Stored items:
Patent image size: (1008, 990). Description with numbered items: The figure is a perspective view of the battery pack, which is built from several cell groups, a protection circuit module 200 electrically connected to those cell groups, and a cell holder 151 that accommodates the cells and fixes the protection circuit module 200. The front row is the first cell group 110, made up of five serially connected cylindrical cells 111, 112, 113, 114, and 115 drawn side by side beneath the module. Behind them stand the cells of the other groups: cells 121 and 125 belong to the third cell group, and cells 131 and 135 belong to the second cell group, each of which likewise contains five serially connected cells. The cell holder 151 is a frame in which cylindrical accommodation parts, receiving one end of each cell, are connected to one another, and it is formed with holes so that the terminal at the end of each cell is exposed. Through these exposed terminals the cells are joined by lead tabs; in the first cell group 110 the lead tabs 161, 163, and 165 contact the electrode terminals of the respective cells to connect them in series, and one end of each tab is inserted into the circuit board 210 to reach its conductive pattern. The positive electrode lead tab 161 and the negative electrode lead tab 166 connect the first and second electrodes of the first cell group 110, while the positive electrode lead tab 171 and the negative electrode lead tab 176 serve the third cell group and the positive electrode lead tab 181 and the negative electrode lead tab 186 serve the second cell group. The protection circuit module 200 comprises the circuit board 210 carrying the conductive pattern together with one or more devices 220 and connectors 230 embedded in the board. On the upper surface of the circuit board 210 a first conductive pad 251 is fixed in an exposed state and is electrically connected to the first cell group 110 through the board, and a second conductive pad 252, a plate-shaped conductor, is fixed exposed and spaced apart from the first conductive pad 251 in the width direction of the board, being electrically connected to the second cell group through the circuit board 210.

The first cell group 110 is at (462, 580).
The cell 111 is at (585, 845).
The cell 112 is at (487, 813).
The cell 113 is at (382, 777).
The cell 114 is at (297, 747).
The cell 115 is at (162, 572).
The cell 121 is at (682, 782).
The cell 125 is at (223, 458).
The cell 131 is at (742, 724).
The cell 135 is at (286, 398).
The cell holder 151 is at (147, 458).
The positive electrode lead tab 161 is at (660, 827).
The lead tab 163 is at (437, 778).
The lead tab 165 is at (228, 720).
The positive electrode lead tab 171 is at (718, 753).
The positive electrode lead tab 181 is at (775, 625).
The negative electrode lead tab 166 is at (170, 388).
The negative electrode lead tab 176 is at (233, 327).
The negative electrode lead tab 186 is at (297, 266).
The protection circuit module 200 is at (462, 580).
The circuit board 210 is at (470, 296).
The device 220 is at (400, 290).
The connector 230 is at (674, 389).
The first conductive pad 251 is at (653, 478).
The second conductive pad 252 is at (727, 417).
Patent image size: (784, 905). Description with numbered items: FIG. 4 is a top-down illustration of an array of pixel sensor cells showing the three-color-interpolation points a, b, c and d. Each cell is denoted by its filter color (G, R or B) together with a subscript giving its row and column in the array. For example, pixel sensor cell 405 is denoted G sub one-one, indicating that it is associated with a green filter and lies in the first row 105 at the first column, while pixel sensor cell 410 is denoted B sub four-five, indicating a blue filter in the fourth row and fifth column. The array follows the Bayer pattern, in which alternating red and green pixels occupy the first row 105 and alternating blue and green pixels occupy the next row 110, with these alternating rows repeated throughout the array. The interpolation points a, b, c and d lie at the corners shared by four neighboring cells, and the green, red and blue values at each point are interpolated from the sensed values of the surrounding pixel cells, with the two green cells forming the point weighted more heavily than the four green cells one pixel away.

» About this exercise:
The entries above should be repeated exactly, every one of them.

» Reply to the exercise:
Patent image size: (1008, 990). Description with numbered items: The figure is a perspective view of the battery pack, which is built from several cell groups, a protection circuit module 200 electrically connected to those cell groups, and a cell holder 151 that accommodates the cells and fixes the protection circuit module 200. The front row is the first cell group 110, made up of five serially connected cylindrical cells 111, 112, 113, 114, and 115 drawn side by side beneath the module. Behind them stand the cells of the other groups: cells 121 and 125 belong to the third cell group, and cells 131 and 135 belong to the second cell group, each of which likewise contains five serially connected cells. The cell holder 151 is a frame in which cylindrical accommodation parts, receiving one end of each cell, are connected to one another, and it is formed with holes so that the terminal at the end of each cell is exposed. Through these exposed terminals the cells are joined by lead tabs; in the first cell group 110 the lead tabs 161, 163, and 165 contact the electrode terminals of the respective cells to connect them in series, and one end of each tab is inserted into the circuit board 210 to reach its conductive pattern. The positive electrode lead tab 161 and the negative electrode lead tab 166 connect the first and second electrodes of the first cell group 110, while the positive electrode lead tab 171 and the negative electrode lead tab 176 serve the third cell group and the positive electrode lead tab 181 and the negative electrode lead tab 186 serve the second cell group. The protection circuit module 200 comprises the circuit board 210 carrying the conductive pattern together with one or more devices 220 and connectors 230 embedded in the board. On the upper surface of the circuit board 210 a first conductive pad 251 is fixed in an exposed state and is electrically connected to the first cell group 110 through the board, and a second conductive pad 252, a plate-shaped conductor, is fixed exposed and spaced apart from the first conductive pad 251 in the width direction of the board, being electrically connected to the second cell group through the circuit board 210.

The first cell group 110 is at (462, 580).
The cell 111 is at (585, 845).
The cell 112 is at (487, 813).
The cell 113 is at (382, 777).
The cell 114 is at (297, 747).
The cell 115 is at (162, 572).
The cell 121 is at (682, 782).
The cell 125 is at (223, 458).
The cell 131 is at (742, 724).
The cell 135 is at (286, 398).
The cell holder 151 is at (147, 458).
The positive electrode lead tab 161 is at (660, 827).
The lead tab 163 is at (437, 778).
The lead tab 165 is at (228, 720).
The positive electrode lead tab 171 is at (718, 753).
The positive electrode lead tab 181 is at (775, 625).
The negative electrode lead tab 166 is at (170, 388).
The negative electrode lead tab 176 is at (233, 327).
The negative electrode lead tab 186 is at (297, 266).
The protection circuit module 200 is at (462, 580).
The circuit board 210 is at (470, 296).
The device 220 is at (400, 290).
The connector 230 is at (674, 389).
The first conductive pad 251 is at (653, 478).
The second conductive pad 252 is at (727, 417).
Patent image size: (784, 905). Description with numbered items: FIG. 4 is a top-down illustration of an array of pixel sensor cells showing the three-color-interpolation points a, b, c and d. Each cell is denoted by its filter color (G, R or B) together with a subscript giving its row and column in the array. For example, pixel sensor cell 405 is denoted G sub one-one, indicating that it is associated with a green filter and lies in the first row 105 at the first column, while pixel sensor cell 410 is denoted B sub four-five, indicating a blue filter in the fourth row and fifth column. The array follows the Bayer pattern, in which alternating red and green pixels occupy the first row 105 and alternating blue and green pixels occupy the next row 110, with these alternating rows repeated throughout the array. The interpolation points a, b, c and d lie at the corners shared by four neighboring cells, and the green, red and blue values at each point are interpolated from the sensed values of the surrounding pixel cells, with the two green cells forming the point weighted more heavily than the four green cells one pixel away.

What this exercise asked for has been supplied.